▸ Short exercise
Every line that includes the word "PointVessel" is to be listed.

▸ Recorded data
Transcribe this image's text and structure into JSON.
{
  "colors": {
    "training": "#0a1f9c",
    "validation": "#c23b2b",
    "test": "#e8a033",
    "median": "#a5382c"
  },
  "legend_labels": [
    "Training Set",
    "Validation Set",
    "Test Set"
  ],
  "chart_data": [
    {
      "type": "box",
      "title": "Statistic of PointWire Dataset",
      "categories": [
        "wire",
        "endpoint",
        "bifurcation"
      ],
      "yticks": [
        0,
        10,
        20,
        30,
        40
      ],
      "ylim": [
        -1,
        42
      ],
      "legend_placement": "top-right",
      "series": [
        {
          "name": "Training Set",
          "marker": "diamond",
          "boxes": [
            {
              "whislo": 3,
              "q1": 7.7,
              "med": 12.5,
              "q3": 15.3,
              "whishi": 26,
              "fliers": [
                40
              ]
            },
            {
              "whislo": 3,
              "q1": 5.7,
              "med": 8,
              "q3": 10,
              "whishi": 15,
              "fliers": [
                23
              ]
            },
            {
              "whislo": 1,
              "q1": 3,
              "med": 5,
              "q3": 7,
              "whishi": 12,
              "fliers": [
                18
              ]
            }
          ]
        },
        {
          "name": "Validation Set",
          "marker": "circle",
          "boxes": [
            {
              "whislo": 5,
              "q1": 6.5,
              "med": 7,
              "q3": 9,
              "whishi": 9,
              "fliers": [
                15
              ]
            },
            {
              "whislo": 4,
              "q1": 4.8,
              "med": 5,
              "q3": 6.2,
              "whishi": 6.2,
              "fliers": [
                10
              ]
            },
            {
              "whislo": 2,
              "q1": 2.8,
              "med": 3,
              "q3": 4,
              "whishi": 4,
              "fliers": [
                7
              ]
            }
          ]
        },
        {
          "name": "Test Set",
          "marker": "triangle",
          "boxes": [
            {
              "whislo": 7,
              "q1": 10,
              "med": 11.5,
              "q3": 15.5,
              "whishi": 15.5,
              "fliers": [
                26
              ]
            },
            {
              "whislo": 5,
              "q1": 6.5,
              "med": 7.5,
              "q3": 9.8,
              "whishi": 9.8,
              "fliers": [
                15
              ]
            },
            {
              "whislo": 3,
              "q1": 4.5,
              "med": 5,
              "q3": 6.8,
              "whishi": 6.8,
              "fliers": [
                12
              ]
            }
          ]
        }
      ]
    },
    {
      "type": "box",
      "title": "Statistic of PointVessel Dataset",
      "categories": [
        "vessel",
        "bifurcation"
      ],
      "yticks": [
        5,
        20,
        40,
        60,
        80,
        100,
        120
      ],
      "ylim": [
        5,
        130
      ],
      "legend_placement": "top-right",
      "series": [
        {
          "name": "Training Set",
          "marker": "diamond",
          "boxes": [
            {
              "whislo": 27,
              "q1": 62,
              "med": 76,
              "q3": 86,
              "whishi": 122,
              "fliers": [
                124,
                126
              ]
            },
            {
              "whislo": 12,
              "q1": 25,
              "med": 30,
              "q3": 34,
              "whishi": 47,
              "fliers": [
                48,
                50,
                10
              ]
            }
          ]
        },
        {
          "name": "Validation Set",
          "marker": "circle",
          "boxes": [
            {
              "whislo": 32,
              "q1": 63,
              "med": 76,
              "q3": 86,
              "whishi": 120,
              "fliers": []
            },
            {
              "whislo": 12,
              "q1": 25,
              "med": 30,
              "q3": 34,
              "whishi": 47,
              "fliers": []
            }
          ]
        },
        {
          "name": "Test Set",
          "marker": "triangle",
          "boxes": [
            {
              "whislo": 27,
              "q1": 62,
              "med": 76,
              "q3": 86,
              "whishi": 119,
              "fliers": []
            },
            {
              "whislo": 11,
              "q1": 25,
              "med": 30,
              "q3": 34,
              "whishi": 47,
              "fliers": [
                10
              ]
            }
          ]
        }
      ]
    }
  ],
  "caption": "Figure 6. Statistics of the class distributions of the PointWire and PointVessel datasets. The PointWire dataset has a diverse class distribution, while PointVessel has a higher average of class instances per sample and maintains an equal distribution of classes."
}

▸ Result of the task
      "title": "Statistic of PointVessel Dataset",
  "caption": "Figure 6. Statistics of the class distributions of the PointWire and PointVessel datasets. The PointWire dataset has a diverse class distribution, while PointVessel has a higher average of class instances per sample and maintains an equal distribution of classes."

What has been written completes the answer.